> [What to do]: Write each line exactly, from the line that holds "Give me a plain-text" through the final line of the material, and no other line.

> [Recorded data]:
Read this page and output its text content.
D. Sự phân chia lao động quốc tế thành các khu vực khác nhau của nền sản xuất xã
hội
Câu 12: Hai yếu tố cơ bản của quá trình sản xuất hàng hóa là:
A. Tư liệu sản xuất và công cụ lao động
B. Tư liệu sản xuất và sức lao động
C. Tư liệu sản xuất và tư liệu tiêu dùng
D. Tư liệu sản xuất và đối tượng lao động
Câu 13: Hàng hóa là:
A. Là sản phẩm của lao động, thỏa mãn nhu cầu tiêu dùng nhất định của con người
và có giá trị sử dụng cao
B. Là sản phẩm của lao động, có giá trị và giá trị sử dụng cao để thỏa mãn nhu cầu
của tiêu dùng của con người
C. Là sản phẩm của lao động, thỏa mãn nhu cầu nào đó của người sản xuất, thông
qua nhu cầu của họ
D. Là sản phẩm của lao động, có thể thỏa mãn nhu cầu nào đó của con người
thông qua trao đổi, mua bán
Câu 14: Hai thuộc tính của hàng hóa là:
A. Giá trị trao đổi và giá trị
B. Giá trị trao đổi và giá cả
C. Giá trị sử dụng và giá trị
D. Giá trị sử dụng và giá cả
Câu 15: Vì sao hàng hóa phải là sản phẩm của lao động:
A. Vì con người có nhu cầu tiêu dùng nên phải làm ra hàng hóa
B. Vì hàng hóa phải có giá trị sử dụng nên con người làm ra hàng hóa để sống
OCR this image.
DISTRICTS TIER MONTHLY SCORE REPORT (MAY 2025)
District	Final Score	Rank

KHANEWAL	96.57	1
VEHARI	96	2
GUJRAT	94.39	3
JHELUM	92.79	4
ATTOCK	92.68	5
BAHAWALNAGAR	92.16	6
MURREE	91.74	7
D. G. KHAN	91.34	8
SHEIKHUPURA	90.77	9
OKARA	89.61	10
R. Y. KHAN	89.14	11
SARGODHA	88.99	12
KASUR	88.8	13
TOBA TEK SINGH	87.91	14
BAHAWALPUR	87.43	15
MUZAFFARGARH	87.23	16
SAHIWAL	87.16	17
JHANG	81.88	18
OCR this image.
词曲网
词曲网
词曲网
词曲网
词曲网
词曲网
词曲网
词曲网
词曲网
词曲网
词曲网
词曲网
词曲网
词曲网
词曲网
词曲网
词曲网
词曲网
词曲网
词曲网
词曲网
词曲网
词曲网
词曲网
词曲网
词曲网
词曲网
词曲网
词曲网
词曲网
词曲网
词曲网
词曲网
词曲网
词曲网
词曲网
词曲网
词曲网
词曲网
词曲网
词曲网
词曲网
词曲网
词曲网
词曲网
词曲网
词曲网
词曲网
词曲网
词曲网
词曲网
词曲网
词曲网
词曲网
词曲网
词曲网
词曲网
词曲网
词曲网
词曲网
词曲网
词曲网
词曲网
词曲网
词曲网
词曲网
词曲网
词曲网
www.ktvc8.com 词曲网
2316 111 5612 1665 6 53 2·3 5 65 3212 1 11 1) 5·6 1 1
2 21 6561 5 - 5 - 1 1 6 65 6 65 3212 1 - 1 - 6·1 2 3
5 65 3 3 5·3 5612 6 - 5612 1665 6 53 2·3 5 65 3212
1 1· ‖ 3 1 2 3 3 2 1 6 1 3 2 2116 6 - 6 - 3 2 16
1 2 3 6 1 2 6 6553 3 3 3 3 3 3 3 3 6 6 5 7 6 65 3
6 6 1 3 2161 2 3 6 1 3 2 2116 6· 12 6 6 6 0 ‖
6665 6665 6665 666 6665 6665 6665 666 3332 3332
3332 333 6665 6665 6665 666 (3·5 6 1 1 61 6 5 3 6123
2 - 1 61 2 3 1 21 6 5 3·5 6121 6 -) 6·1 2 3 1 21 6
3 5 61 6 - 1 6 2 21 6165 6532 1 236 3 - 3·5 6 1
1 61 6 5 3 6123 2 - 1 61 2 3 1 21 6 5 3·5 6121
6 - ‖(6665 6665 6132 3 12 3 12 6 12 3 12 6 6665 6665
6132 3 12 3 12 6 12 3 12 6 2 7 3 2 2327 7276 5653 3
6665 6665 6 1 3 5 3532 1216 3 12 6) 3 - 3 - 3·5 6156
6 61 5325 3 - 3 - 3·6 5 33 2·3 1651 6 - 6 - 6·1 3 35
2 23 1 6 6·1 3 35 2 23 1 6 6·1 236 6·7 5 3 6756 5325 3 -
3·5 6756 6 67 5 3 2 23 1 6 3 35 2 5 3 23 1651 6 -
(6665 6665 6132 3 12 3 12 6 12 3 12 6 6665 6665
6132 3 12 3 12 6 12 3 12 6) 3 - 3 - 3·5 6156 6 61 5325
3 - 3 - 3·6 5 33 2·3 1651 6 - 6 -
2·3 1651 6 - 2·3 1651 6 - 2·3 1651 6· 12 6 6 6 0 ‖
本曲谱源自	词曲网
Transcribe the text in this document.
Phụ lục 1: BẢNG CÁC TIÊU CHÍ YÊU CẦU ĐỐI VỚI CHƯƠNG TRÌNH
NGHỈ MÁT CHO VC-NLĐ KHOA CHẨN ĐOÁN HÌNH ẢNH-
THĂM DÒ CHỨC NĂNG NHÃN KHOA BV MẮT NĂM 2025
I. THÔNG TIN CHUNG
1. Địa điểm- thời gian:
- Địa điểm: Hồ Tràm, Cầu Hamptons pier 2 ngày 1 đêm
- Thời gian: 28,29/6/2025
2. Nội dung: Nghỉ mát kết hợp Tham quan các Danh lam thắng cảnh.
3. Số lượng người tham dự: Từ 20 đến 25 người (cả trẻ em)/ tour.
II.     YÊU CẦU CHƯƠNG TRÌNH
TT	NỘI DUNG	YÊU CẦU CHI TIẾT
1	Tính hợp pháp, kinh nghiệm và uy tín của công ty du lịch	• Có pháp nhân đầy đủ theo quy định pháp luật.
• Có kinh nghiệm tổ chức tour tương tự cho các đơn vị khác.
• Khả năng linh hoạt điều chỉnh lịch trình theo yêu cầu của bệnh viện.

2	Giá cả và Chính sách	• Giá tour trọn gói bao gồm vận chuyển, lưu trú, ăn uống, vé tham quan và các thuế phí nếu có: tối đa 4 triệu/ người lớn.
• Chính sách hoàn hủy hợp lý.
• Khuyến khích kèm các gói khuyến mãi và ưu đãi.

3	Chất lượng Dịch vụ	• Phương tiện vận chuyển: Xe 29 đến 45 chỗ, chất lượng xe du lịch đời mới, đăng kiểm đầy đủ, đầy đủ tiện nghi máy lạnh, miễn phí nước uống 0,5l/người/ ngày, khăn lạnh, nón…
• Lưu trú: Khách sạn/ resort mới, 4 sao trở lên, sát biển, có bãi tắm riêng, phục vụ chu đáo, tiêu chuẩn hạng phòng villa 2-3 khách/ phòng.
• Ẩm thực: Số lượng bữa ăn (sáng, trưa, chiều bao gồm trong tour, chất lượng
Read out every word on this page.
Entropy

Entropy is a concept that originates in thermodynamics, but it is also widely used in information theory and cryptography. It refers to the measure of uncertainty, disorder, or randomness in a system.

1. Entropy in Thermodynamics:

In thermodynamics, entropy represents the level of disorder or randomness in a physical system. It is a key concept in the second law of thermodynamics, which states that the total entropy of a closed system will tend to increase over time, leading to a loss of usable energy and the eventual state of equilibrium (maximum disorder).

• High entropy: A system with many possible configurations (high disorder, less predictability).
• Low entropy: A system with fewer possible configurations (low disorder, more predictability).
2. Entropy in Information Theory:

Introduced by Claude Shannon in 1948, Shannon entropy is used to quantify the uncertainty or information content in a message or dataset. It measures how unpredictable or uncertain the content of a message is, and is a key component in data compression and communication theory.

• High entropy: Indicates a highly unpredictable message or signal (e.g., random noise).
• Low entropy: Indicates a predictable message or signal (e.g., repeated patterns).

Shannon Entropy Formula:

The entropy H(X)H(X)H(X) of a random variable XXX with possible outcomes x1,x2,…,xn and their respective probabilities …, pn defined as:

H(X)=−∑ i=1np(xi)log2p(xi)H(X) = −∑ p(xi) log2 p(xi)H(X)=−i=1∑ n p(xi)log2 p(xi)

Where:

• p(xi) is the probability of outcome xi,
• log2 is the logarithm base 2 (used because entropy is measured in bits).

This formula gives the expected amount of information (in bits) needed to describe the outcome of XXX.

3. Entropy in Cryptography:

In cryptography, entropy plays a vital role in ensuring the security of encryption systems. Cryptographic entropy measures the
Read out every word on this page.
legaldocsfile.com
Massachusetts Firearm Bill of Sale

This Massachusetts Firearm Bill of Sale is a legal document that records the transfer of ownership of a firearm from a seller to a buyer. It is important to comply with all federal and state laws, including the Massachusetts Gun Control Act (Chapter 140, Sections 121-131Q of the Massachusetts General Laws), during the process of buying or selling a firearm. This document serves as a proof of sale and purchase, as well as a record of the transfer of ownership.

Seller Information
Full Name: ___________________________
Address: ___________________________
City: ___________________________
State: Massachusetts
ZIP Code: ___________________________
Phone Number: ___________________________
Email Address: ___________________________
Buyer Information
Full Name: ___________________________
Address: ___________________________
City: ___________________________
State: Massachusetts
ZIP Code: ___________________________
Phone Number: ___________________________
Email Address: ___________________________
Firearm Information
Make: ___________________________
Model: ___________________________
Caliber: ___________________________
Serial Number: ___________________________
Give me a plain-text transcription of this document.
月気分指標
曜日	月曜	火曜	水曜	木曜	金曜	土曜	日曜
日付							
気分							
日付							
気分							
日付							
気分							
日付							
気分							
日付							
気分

> [Written response]:
Give me a plain-text transcription of this document.
月気分指標
曜日	月曜	火曜	水曜	木曜	金曜	土曜	日曜
日付							
気分							
日付							
気分							
日付							
気分							
日付							
気分							
日付							
気分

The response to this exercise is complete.